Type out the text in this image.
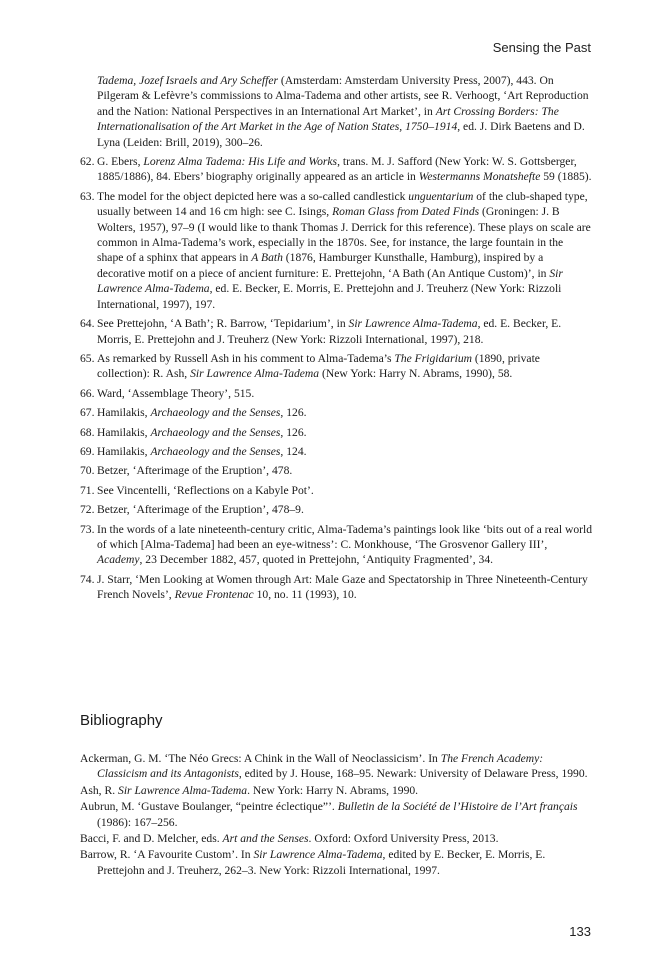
Sensing the Past
Tadema, Jozef Israels and Ary Scheffer (Amsterdam: Amsterdam University Press, 2007), 443. On Pilgeram & Lefèvre’s commissions to Alma-Tadema and other artists, see R. Verhoogt, ‘Art Reproduction and the Nation: National Perspectives in an International Art Market’, in Art Crossing Borders: The Internationalisation of the Art Market in the Age of Nation States, 1750–1914, ed. J. Dirk Baetens and D. Lyna (Leiden: Brill, 2019), 300–26.
62. G. Ebers, Lorenz Alma Tadema: His Life and Works, trans. M. J. Safford (New York: W. S. Gottsberger, 1885/1886), 84. Ebers’ biography originally appeared as an article in Westermanns Monatshefte 59 (1885).
63. The model for the object depicted here was a so-called candlestick unguentarium of the club-shaped type, usually between 14 and 16 cm high: see C. Isings, Roman Glass from Dated Finds (Groningen: J. B Wolters, 1957), 97–9 (I would like to thank Thomas J. Derrick for this reference). These plays on scale are common in Alma-Tadema’s work, especially in the 1870s. See, for instance, the large fountain in the shape of a sphinx that appears in A Bath (1876, Hamburger Kunsthalle, Hamburg), inspired by a decorative motif on a piece of ancient furniture: E. Prettejohn, ‘A Bath (An Antique Custom)’, in Sir Lawrence Alma-Tadema, ed. E. Becker, E. Morris, E. Prettejohn and J. Treuherz (New York: Rizzoli International, 1997), 197.
64. See Prettejohn, ‘A Bath’; R. Barrow, ‘Tepidarium’, in Sir Lawrence Alma-Tadema, ed. E. Becker, E. Morris, E. Prettejohn and J. Treuherz (New York: Rizzoli International, 1997), 218.
65. As remarked by Russell Ash in his comment to Alma-Tadema’s The Frigidarium (1890, private collection): R. Ash, Sir Lawrence Alma-Tadema (New York: Harry N. Abrams, 1990), 58.
66. Ward, ‘Assemblage Theory’, 515.
67. Hamilakis, Archaeology and the Senses, 126.
68. Hamilakis, Archaeology and the Senses, 126.
69. Hamilakis, Archaeology and the Senses, 124.
70. Betzer, ‘Afterimage of the Eruption’, 478.
71. See Vincentelli, ‘Reflections on a Kabyle Pot’.
72. Betzer, ‘Afterimage of the Eruption’, 478–9.
73. In the words of a late nineteenth-century critic, Alma-Tadema’s paintings look like ‘bits out of a real world of which [Alma-Tadema] had been an eye-witness’: C. Monkhouse, ‘The Grosvenor Gallery III’, Academy, 23 December 1882, 457, quoted in Prettejohn, ‘Antiquity Fragmented’, 34.
74. J. Starr, ‘Men Looking at Women through Art: Male Gaze and Spectatorship in Three Nineteenth-Century French Novels’, Revue Frontenac 10, no. 11 (1993), 10.
Bibliography
Ackerman, G. M. ‘The Néo Grecs: A Chink in the Wall of Neoclassicism’. In The French Academy: Classicism and its Antagonists, edited by J. House, 168–95. Newark: University of Delaware Press, 1990.
Ash, R. Sir Lawrence Alma-Tadema. New York: Harry N. Abrams, 1990.
Aubrun, M. ‘Gustave Boulanger, “peintre éclectique”’. Bulletin de la Société de l’Histoire de l’Art français (1986): 167–256.
Bacci, F. and D. Melcher, eds. Art and the Senses. Oxford: Oxford University Press, 2013.
Barrow, R. ‘A Favourite Custom’. In Sir Lawrence Alma-Tadema, edited by E. Becker, E. Morris, E. Prettejohn and J. Treuherz, 262–3. New York: Rizzoli International, 1997.
133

☆ ☆ ☆ ☆

**EXERCISE DESCRIPTION**
Repeat each entry exactly. Pictures do not belong in the copy.

**SOLUTION**
Type out the text in this image.
Sensing the Past
Tadema, Jozef Israels and Ary Scheffer (Amsterdam: Amsterdam University Press, 2007), 443. On Pilgeram & Lefèvre’s commissions to Alma-Tadema and other artists, see R. Verhoogt, ‘Art Reproduction and the Nation: National Perspectives in an International Art Market’, in Art Crossing Borders: The Internationalisation of the Art Market in the Age of Nation States, 1750–1914, ed. J. Dirk Baetens and D. Lyna (Leiden: Brill, 2019), 300–26.
62. G. Ebers, Lorenz Alma Tadema: His Life and Works, trans. M. J. Safford (New York: W. S. Gottsberger, 1885/1886), 84. Ebers’ biography originally appeared as an article in Westermanns Monatshefte 59 (1885).
63. The model for the object depicted here was a so-called candlestick unguentarium of the club-shaped type, usually between 14 and 16 cm high: see C. Isings, Roman Glass from Dated Finds (Groningen: J. B Wolters, 1957), 97–9 (I would like to thank Thomas J. Derrick for this reference). These plays on scale are common in Alma-Tadema’s work, especially in the 1870s. See, for instance, the large fountain in the shape of a sphinx that appears in A Bath (1876, Hamburger Kunsthalle, Hamburg), inspired by a decorative motif on a piece of ancient furniture: E. Prettejohn, ‘A Bath (An Antique Custom)’, in Sir Lawrence Alma-Tadema, ed. E. Becker, E. Morris, E. Prettejohn and J. Treuherz (New York: Rizzoli International, 1997), 197.
64. See Prettejohn, ‘A Bath’; R. Barrow, ‘Tepidarium’, in Sir Lawrence Alma-Tadema, ed. E. Becker, E. Morris, E. Prettejohn and J. Treuherz (New York: Rizzoli International, 1997), 218.
65. As remarked by Russell Ash in his comment to Alma-Tadema’s The Frigidarium (1890, private collection): R. Ash, Sir Lawrence Alma-Tadema (New York: Harry N. Abrams, 1990), 58.
66. Ward, ‘Assemblage Theory’, 515.
67. Hamilakis, Archaeology and the Senses, 126.
68. Hamilakis, Archaeology and the Senses, 126.
69. Hamilakis, Archaeology and the Senses, 124.
70. Betzer, ‘Afterimage of the Eruption’, 478.
71. See Vincentelli, ‘Reflections on a Kabyle Pot’.
72. Betzer, ‘Afterimage of the Eruption’, 478–9.
73. In the words of a late nineteenth-century critic, Alma-Tadema’s paintings look like ‘bits out of a real world of which [Alma-Tadema] had been an eye-witness’: C. Monkhouse, ‘The Grosvenor Gallery III’, Academy, 23 December 1882, 457, quoted in Prettejohn, ‘Antiquity Fragmented’, 34.
74. J. Starr, ‘Men Looking at Women through Art: Male Gaze and Spectatorship in Three Nineteenth-Century French Novels’, Revue Frontenac 10, no. 11 (1993), 10.
Bibliography
Ackerman, G. M. ‘The Néo Grecs: A Chink in the Wall of Neoclassicism’. In The French Academy: Classicism and its Antagonists, edited by J. House, 168–95. Newark: University of Delaware Press, 1990.
Ash, R. Sir Lawrence Alma-Tadema. New York: Harry N. Abrams, 1990.
Aubrun, M. ‘Gustave Boulanger, “peintre éclectique”’. Bulletin de la Société de l’Histoire de l’Art français (1986): 167–256.
Bacci, F. and D. Melcher, eds. Art and the Senses. Oxford: Oxford University Press, 2013.
Barrow, R. ‘A Favourite Custom’. In Sir Lawrence Alma-Tadema, edited by E. Becker, E. Morris, E. Prettejohn and J. Treuherz, 262–3. New York: Rizzoli International, 1997.
133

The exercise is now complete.